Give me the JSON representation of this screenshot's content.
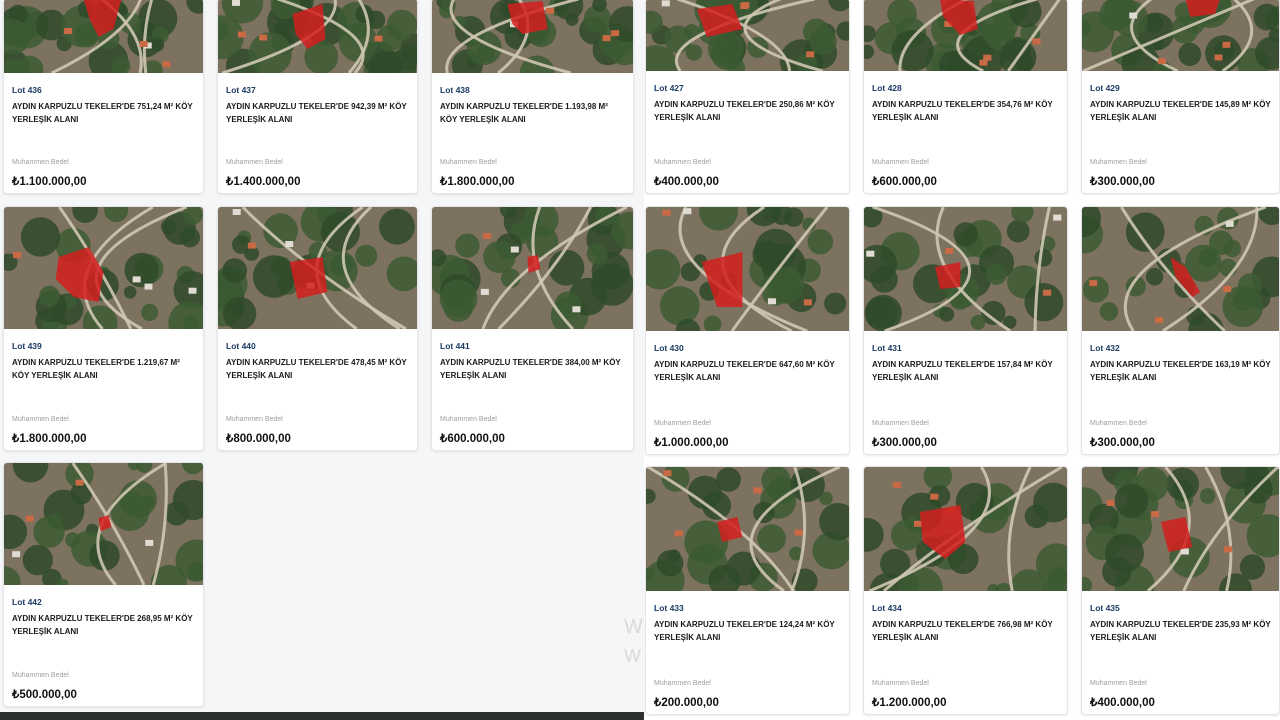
{
  "price_label": "Muhammen Bedel",
  "left_cards": [
    {
      "lot": "Lot 436",
      "title": "AYDIN KARPUZLU TEKELER'DE 751,24 M² KÖY YERLEŞİK ALANI",
      "price": "₺1.100.000,00"
    },
    {
      "lot": "Lot 437",
      "title": "AYDIN KARPUZLU TEKELER'DE 942,39 M² KÖY YERLEŞİK ALANI",
      "price": "₺1.400.000,00"
    },
    {
      "lot": "Lot 438",
      "title": "AYDIN KARPUZLU TEKELER'DE 1.193,98 M² KÖY YERLEŞİK ALANI",
      "price": "₺1.800.000,00"
    },
    {
      "lot": "Lot 439",
      "title": "AYDIN KARPUZLU TEKELER'DE 1.219,67 M² KÖY YERLEŞİK ALANI",
      "price": "₺1.800.000,00"
    },
    {
      "lot": "Lot 440",
      "title": "AYDIN KARPUZLU TEKELER'DE 478,45 M² KÖY YERLEŞİK ALANI",
      "price": "₺800.000,00"
    },
    {
      "lot": "Lot 441",
      "title": "AYDIN KARPUZLU TEKELER'DE 384,00 M² KÖY YERLEŞİK ALANI",
      "price": "₺600.000,00"
    },
    {
      "lot": "Lot 442",
      "title": "AYDIN KARPUZLU TEKELER'DE 268,95 M² KÖY YERLEŞİK ALANI",
      "price": "₺500.000,00"
    }
  ],
  "right_cards": [
    {
      "lot": "Lot 427",
      "title": "AYDIN KARPUZLU TEKELER'DE 250,86 M² KÖY YERLEŞİK ALANI",
      "price": "₺400.000,00"
    },
    {
      "lot": "Lot 428",
      "title": "AYDIN KARPUZLU TEKELER'DE 354,76 M² KÖY YERLEŞİK ALANI",
      "price": "₺600.000,00"
    },
    {
      "lot": "Lot 429",
      "title": "AYDIN KARPUZLU TEKELER'DE 145,89 M² KÖY YERLEŞİK ALANI",
      "price": "₺300.000,00"
    },
    {
      "lot": "Lot 430",
      "title": "AYDIN KARPUZLU TEKELER'DE 647,60 M² KÖY YERLEŞİK ALANI",
      "price": "₺1.000.000,00"
    },
    {
      "lot": "Lot 431",
      "title": "AYDIN KARPUZLU TEKELER'DE 157,84 M² KÖY YERLEŞİK ALANI",
      "price": "₺300.000,00"
    },
    {
      "lot": "Lot 432",
      "title": "AYDIN KARPUZLU TEKELER'DE 163,19 M² KÖY YERLEŞİK ALANI",
      "price": "₺300.000,00"
    },
    {
      "lot": "Lot 433",
      "title": "AYDIN KARPUZLU TEKELER'DE 124,24 M² KÖY YERLEŞİK ALANI",
      "price": "₺200.000,00"
    },
    {
      "lot": "Lot 434",
      "title": "AYDIN KARPUZLU TEKELER'DE 766,98 M² KÖY YERLEŞİK ALANI",
      "price": "₺1.200.000,00"
    },
    {
      "lot": "Lot 435",
      "title": "AYDIN KARPUZLU TEKELER'DE 235,93 M² KÖY YERLEŞİK ALANI",
      "price": "₺400.000,00"
    }
  ],
  "watermark": [
    "W",
    "W"
  ],
  "colors": {
    "lot_text": "#1c3b63",
    "parcel_highlight": "#d41f1f",
    "terrain": "#7a6f5c",
    "vegetation": "#2f4a2a"
  }
}
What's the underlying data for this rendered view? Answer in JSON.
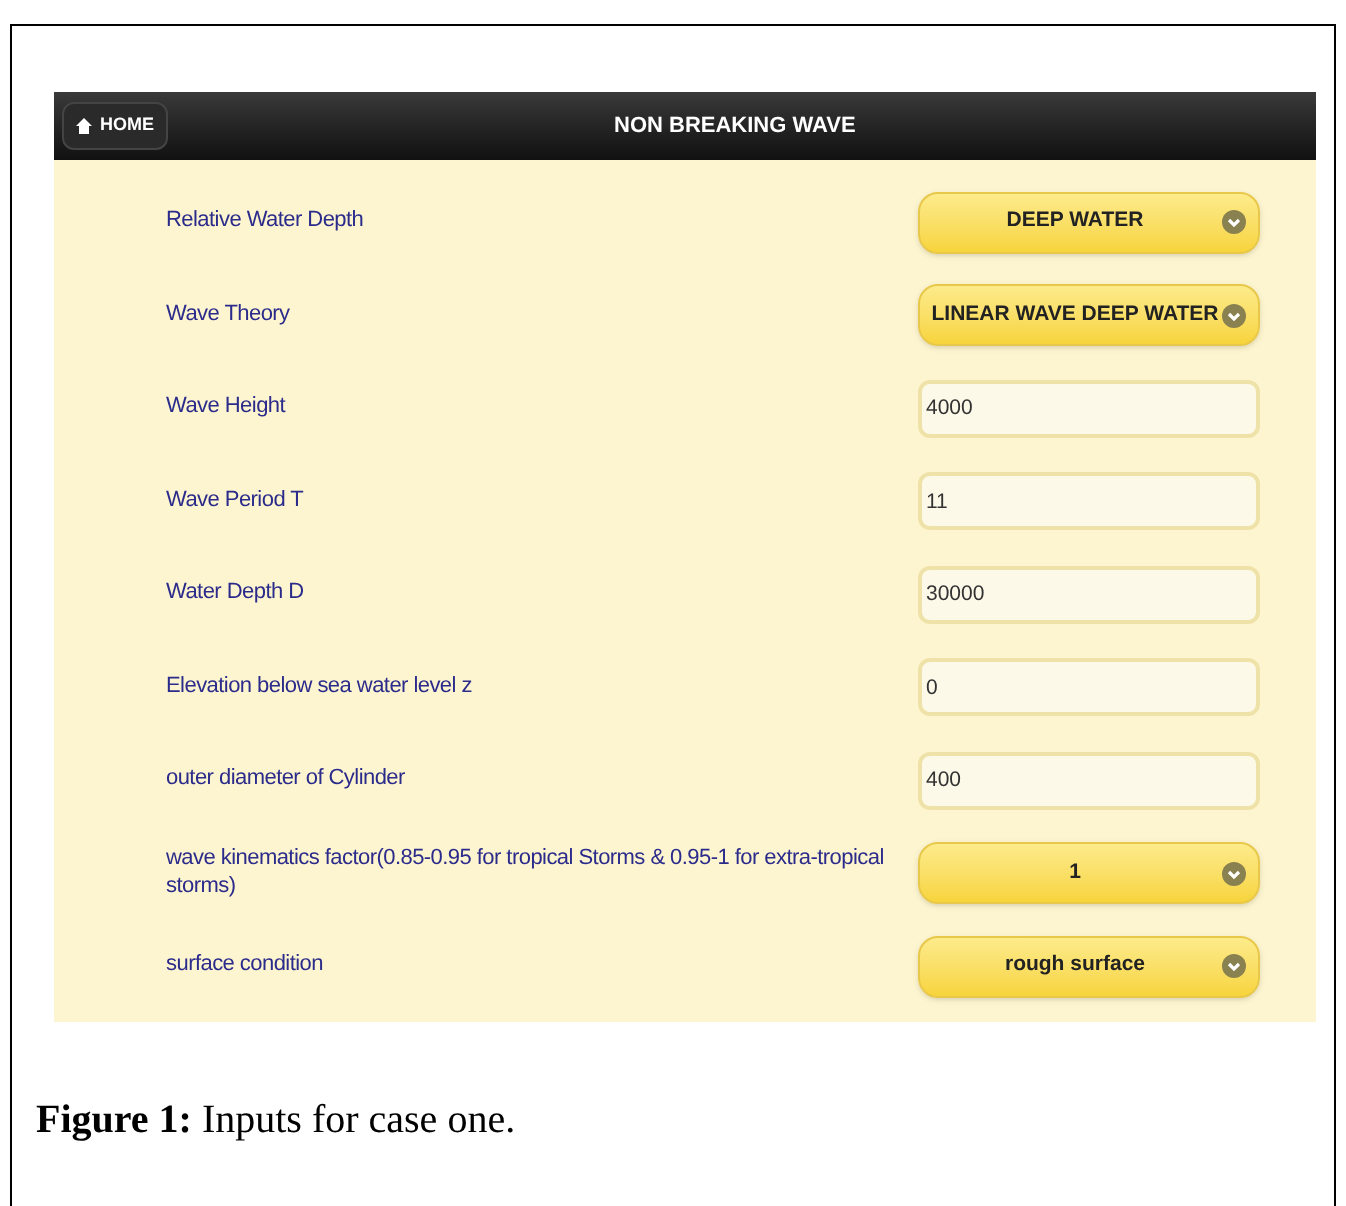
{
  "header": {
    "home_button": "HOME",
    "title": "NON BREAKING WAVE"
  },
  "fields": [
    {
      "label": "Relative Water Depth",
      "kind": "select",
      "value": "DEEP WATER"
    },
    {
      "label": "Wave Theory",
      "kind": "select",
      "value": "LINEAR WAVE DEEP WATER"
    },
    {
      "label": "Wave Height",
      "kind": "input",
      "value": "4000"
    },
    {
      "label": "Wave Period T",
      "kind": "input",
      "value": "11"
    },
    {
      "label": "Water Depth D",
      "kind": "input",
      "value": "30000"
    },
    {
      "label": "Elevation below sea water level z",
      "kind": "input",
      "value": "0"
    },
    {
      "label": "outer diameter of Cylinder",
      "kind": "input",
      "value": "400"
    },
    {
      "label": "wave kinematics factor(0.85-0.95 for tropical Storms & 0.95-1 for extra-tropical storms)",
      "kind": "select",
      "value": "1"
    },
    {
      "label": "surface condition",
      "kind": "select",
      "value": "rough surface"
    }
  ],
  "caption": "**Figure 1:** Inputs for case one."
}
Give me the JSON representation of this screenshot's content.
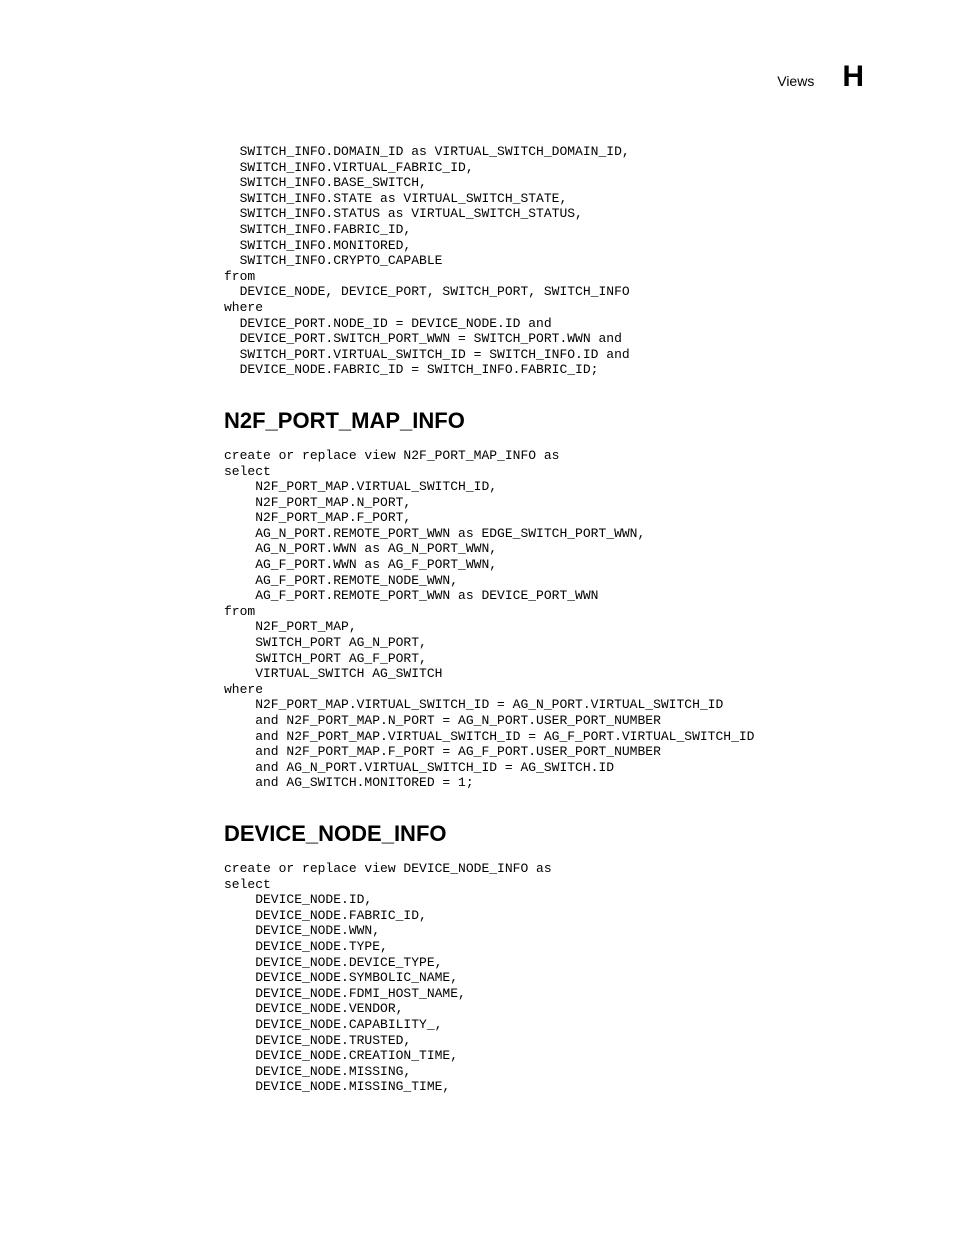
{
  "header": {
    "label": "Views",
    "letter": "H"
  },
  "code_block_1": "  SWITCH_INFO.DOMAIN_ID as VIRTUAL_SWITCH_DOMAIN_ID,\n  SWITCH_INFO.VIRTUAL_FABRIC_ID,\n  SWITCH_INFO.BASE_SWITCH,\n  SWITCH_INFO.STATE as VIRTUAL_SWITCH_STATE,\n  SWITCH_INFO.STATUS as VIRTUAL_SWITCH_STATUS,\n  SWITCH_INFO.FABRIC_ID,\n  SWITCH_INFO.MONITORED,\n  SWITCH_INFO.CRYPTO_CAPABLE\nfrom\n  DEVICE_NODE, DEVICE_PORT, SWITCH_PORT, SWITCH_INFO\nwhere\n  DEVICE_PORT.NODE_ID = DEVICE_NODE.ID and\n  DEVICE_PORT.SWITCH_PORT_WWN = SWITCH_PORT.WWN and\n  SWITCH_PORT.VIRTUAL_SWITCH_ID = SWITCH_INFO.ID and\n  DEVICE_NODE.FABRIC_ID = SWITCH_INFO.FABRIC_ID;",
  "heading_1": "N2F_PORT_MAP_INFO",
  "code_block_2": "create or replace view N2F_PORT_MAP_INFO as\nselect\n    N2F_PORT_MAP.VIRTUAL_SWITCH_ID,\n    N2F_PORT_MAP.N_PORT,\n    N2F_PORT_MAP.F_PORT,\n    AG_N_PORT.REMOTE_PORT_WWN as EDGE_SWITCH_PORT_WWN,\n    AG_N_PORT.WWN as AG_N_PORT_WWN,\n    AG_F_PORT.WWN as AG_F_PORT_WWN,\n    AG_F_PORT.REMOTE_NODE_WWN,\n    AG_F_PORT.REMOTE_PORT_WWN as DEVICE_PORT_WWN\nfrom\n    N2F_PORT_MAP,\n    SWITCH_PORT AG_N_PORT,\n    SWITCH_PORT AG_F_PORT,\n    VIRTUAL_SWITCH AG_SWITCH\nwhere\n    N2F_PORT_MAP.VIRTUAL_SWITCH_ID = AG_N_PORT.VIRTUAL_SWITCH_ID\n    and N2F_PORT_MAP.N_PORT = AG_N_PORT.USER_PORT_NUMBER\n    and N2F_PORT_MAP.VIRTUAL_SWITCH_ID = AG_F_PORT.VIRTUAL_SWITCH_ID\n    and N2F_PORT_MAP.F_PORT = AG_F_PORT.USER_PORT_NUMBER\n    and AG_N_PORT.VIRTUAL_SWITCH_ID = AG_SWITCH.ID\n    and AG_SWITCH.MONITORED = 1;",
  "heading_2": "DEVICE_NODE_INFO",
  "code_block_3": "create or replace view DEVICE_NODE_INFO as\nselect\n    DEVICE_NODE.ID,\n    DEVICE_NODE.FABRIC_ID,\n    DEVICE_NODE.WWN,\n    DEVICE_NODE.TYPE,\n    DEVICE_NODE.DEVICE_TYPE,\n    DEVICE_NODE.SYMBOLIC_NAME,\n    DEVICE_NODE.FDMI_HOST_NAME,\n    DEVICE_NODE.VENDOR,\n    DEVICE_NODE.CAPABILITY_,\n    DEVICE_NODE.TRUSTED,\n    DEVICE_NODE.CREATION_TIME,\n    DEVICE_NODE.MISSING,\n    DEVICE_NODE.MISSING_TIME,"
}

AIM: Each line above that holds the string "replace" should be copied and shown.

SOLVED PROBLEM:
  "code_block_2": "create or replace view N2F_PORT_MAP_INFO as\nselect\n    N2F_PORT_MAP.VIRTUAL_SWITCH_ID,\n    N2F_PORT_MAP.N_PORT,\n    N2F_PORT_MAP.F_PORT,\n    AG_N_PORT.REMOTE_PORT_WWN as EDGE_SWITCH_PORT_WWN,\n    AG_N_PORT.WWN as AG_N_PORT_WWN,\n    AG_F_PORT.WWN as AG_F_PORT_WWN,\n    AG_F_PORT.REMOTE_NODE_WWN,\n    AG_F_PORT.REMOTE_PORT_WWN as DEVICE_PORT_WWN\nfrom\n    N2F_PORT_MAP,\n    SWITCH_PORT AG_N_PORT,\n    SWITCH_PORT AG_F_PORT,\n    VIRTUAL_SWITCH AG_SWITCH\nwhere\n    N2F_PORT_MAP.VIRTUAL_SWITCH_ID = AG_N_PORT.VIRTUAL_SWITCH_ID\n    and N2F_PORT_MAP.N_PORT = AG_N_PORT.USER_PORT_NUMBER\n    and N2F_PORT_MAP.VIRTUAL_SWITCH_ID = AG_F_PORT.VIRTUAL_SWITCH_ID\n    and N2F_PORT_MAP.F_PORT = AG_F_PORT.USER_PORT_NUMBER\n    and AG_N_PORT.VIRTUAL_SWITCH_ID = AG_SWITCH.ID\n    and AG_SWITCH.MONITORED = 1;",
  "code_block_3": "create or replace view DEVICE_NODE_INFO as\nselect\n    DEVICE_NODE.ID,\n    DEVICE_NODE.FABRIC_ID,\n    DEVICE_NODE.WWN,\n    DEVICE_NODE.TYPE,\n    DEVICE_NODE.DEVICE_TYPE,\n    DEVICE_NODE.SYMBOLIC_NAME,\n    DEVICE_NODE.FDMI_HOST_NAME,\n    DEVICE_NODE.VENDOR,\n    DEVICE_NODE.CAPABILITY_,\n    DEVICE_NODE.TRUSTED,\n    DEVICE_NODE.CREATION_TIME,\n    DEVICE_NODE.MISSING,\n    DEVICE_NODE.MISSING_TIME,"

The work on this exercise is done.